Count how many lines have the word "Baden" in them. Reply with that number by itself.

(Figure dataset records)
—————
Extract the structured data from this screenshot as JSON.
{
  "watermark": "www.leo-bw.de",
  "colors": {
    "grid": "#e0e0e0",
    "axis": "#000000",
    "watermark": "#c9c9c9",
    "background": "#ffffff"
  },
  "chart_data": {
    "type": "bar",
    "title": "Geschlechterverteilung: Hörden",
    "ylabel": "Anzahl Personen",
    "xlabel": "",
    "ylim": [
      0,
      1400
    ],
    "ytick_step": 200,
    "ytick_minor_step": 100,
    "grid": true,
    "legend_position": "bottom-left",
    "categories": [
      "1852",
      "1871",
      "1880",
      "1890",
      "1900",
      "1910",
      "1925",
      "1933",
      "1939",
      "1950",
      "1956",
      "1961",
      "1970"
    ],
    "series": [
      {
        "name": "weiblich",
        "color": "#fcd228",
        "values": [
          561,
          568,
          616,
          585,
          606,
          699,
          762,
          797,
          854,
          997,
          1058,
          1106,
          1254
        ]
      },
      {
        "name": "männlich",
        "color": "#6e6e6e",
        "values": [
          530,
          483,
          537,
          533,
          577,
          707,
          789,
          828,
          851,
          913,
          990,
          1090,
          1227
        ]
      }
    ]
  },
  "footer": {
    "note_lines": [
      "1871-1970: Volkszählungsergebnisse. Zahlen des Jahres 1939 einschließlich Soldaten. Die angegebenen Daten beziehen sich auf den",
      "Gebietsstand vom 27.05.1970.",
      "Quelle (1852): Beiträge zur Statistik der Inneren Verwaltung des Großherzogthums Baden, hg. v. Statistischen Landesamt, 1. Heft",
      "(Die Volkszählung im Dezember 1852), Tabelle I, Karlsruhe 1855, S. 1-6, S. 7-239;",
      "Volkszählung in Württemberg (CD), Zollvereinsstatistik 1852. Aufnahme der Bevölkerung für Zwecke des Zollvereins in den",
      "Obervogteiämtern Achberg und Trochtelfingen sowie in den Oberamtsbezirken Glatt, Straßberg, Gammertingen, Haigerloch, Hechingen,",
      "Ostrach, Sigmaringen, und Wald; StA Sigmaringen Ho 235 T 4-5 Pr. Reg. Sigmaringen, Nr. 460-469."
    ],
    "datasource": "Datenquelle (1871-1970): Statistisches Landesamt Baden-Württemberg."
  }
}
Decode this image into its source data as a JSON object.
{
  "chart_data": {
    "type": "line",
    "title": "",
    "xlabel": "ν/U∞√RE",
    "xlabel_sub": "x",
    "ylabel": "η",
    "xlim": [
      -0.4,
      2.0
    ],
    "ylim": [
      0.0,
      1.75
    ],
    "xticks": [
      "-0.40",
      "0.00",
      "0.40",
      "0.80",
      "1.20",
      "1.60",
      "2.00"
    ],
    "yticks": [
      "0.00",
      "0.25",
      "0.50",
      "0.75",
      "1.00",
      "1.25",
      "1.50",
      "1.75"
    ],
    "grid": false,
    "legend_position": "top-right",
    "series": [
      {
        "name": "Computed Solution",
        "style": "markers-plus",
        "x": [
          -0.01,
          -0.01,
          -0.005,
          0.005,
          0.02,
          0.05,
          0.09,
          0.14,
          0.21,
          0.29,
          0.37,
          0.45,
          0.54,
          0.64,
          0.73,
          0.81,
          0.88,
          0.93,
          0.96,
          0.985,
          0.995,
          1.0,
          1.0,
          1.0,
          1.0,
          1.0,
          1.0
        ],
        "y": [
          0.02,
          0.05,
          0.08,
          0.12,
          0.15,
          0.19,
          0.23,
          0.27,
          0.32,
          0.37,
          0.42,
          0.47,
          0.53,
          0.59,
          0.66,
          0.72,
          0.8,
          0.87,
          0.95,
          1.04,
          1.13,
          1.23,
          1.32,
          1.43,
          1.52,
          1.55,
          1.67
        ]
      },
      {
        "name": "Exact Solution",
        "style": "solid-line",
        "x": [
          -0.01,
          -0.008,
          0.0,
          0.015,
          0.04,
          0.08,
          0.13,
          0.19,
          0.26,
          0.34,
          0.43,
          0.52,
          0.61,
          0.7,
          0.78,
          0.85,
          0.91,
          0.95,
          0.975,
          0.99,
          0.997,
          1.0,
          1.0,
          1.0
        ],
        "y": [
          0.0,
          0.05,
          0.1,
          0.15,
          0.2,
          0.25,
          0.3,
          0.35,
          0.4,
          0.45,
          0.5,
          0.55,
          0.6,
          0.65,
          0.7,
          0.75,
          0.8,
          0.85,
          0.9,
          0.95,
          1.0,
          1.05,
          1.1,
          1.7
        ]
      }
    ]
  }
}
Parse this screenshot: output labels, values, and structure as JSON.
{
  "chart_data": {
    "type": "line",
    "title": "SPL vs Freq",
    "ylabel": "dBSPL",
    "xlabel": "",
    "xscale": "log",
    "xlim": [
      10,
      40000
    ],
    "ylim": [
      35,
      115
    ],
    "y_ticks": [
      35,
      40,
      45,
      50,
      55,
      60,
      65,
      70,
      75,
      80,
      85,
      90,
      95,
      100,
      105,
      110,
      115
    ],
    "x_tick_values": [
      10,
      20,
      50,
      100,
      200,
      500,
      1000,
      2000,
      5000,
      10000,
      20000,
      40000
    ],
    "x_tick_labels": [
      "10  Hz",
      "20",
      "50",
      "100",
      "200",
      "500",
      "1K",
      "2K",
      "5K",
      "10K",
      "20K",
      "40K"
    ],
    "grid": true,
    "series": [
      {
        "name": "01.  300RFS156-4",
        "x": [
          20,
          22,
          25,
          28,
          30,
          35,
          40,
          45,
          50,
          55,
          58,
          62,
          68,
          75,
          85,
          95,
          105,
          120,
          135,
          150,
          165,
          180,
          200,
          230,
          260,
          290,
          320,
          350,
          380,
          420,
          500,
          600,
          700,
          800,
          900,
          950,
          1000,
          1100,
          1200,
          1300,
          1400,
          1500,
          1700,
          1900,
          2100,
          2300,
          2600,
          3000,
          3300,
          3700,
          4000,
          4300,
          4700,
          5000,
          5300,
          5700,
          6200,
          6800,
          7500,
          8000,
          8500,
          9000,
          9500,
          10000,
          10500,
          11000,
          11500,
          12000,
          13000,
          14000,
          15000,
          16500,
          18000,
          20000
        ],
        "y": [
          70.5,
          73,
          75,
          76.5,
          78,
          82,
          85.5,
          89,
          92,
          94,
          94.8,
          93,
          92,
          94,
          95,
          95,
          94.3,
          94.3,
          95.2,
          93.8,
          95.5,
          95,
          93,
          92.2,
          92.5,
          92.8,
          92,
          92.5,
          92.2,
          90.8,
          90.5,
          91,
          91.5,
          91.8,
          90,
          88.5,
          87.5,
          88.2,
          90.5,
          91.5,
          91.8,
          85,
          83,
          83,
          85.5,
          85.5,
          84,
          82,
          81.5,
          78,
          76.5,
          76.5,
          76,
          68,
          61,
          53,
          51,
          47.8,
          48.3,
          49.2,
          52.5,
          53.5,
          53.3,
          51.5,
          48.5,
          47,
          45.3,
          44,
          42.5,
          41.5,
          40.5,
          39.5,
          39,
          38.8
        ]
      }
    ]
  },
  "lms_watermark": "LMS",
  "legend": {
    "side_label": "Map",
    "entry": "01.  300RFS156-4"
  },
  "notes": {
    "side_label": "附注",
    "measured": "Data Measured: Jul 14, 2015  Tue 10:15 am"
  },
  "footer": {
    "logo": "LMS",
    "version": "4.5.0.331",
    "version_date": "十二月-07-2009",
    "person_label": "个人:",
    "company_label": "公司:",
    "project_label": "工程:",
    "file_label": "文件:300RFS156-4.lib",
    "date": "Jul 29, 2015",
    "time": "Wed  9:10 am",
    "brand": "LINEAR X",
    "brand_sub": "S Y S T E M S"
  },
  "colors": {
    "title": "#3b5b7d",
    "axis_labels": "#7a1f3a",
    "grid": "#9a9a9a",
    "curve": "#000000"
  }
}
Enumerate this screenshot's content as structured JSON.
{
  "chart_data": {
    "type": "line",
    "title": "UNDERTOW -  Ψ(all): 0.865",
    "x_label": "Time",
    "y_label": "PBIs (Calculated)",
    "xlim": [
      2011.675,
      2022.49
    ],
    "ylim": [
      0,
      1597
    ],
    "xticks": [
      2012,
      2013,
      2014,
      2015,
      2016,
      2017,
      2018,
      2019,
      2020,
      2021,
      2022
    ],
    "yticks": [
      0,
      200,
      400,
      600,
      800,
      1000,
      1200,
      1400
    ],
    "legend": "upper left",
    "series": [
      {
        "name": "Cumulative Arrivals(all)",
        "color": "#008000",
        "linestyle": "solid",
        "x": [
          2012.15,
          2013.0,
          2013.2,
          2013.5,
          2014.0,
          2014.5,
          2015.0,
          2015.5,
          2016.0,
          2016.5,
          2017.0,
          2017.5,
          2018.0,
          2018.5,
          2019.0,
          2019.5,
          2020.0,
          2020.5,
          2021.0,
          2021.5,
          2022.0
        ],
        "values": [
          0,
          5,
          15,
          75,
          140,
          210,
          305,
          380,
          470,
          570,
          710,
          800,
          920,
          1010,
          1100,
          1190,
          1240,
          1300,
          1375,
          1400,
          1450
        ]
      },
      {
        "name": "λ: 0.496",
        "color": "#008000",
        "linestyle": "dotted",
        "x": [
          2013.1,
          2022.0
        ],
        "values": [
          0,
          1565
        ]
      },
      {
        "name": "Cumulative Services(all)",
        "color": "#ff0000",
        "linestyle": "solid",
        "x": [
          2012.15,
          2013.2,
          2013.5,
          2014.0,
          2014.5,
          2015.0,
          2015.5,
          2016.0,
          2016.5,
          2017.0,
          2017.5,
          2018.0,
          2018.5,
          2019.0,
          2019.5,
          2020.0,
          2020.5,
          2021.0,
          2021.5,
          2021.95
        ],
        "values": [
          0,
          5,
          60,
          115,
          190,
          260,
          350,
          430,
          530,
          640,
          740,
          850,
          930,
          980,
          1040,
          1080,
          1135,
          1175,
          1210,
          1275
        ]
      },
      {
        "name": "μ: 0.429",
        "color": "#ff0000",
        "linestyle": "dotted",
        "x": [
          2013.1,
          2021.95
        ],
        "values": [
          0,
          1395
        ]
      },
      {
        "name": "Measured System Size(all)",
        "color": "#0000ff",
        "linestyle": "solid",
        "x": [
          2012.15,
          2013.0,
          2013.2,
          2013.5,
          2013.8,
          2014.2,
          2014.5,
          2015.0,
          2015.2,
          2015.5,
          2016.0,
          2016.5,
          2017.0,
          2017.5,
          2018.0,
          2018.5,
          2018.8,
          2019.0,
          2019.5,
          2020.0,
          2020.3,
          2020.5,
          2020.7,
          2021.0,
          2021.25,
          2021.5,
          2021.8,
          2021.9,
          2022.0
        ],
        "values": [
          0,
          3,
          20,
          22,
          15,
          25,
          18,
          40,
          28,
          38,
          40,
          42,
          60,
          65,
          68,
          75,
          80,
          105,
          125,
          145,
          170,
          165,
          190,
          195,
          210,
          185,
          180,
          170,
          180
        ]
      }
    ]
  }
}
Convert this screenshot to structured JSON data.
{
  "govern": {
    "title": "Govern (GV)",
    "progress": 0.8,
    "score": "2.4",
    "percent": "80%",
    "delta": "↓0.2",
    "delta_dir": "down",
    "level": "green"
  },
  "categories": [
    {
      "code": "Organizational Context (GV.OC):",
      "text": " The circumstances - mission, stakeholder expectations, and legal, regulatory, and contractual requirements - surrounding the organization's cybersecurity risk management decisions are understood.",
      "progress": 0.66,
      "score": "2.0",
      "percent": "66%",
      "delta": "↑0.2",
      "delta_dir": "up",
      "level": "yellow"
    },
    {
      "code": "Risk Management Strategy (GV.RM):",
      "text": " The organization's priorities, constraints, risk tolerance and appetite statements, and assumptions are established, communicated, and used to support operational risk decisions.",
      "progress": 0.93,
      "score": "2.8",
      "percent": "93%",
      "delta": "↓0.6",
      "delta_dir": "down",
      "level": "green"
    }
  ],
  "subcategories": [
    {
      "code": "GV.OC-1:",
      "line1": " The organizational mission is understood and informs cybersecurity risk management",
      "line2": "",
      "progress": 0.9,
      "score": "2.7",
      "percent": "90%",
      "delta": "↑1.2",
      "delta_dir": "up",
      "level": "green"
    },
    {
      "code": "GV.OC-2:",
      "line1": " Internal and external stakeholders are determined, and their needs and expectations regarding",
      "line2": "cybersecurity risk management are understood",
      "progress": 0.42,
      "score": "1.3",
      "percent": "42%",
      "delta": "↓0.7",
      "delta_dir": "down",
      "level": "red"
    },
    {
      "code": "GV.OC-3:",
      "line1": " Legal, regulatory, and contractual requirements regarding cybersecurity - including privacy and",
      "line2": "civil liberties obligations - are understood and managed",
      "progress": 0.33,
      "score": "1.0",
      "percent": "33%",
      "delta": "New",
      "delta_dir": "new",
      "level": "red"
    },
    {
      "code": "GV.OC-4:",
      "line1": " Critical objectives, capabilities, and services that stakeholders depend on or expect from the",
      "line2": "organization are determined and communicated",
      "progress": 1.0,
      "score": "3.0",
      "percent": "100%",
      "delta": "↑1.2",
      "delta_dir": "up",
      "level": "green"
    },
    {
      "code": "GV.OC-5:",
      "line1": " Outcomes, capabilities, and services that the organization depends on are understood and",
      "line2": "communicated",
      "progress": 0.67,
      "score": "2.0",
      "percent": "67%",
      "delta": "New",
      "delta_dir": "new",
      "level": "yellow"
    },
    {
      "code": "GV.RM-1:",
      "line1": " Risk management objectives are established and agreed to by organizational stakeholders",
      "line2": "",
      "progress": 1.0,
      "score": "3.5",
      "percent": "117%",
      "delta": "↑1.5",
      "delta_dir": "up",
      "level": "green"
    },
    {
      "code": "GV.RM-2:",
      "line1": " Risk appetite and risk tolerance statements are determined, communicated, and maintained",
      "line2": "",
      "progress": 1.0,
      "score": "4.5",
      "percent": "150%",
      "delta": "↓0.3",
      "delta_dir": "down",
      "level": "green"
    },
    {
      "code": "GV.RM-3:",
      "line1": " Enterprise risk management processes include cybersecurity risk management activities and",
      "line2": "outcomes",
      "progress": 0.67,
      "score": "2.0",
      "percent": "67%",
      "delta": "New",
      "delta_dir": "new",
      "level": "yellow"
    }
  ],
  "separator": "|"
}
—————
**RESPONSE**: 2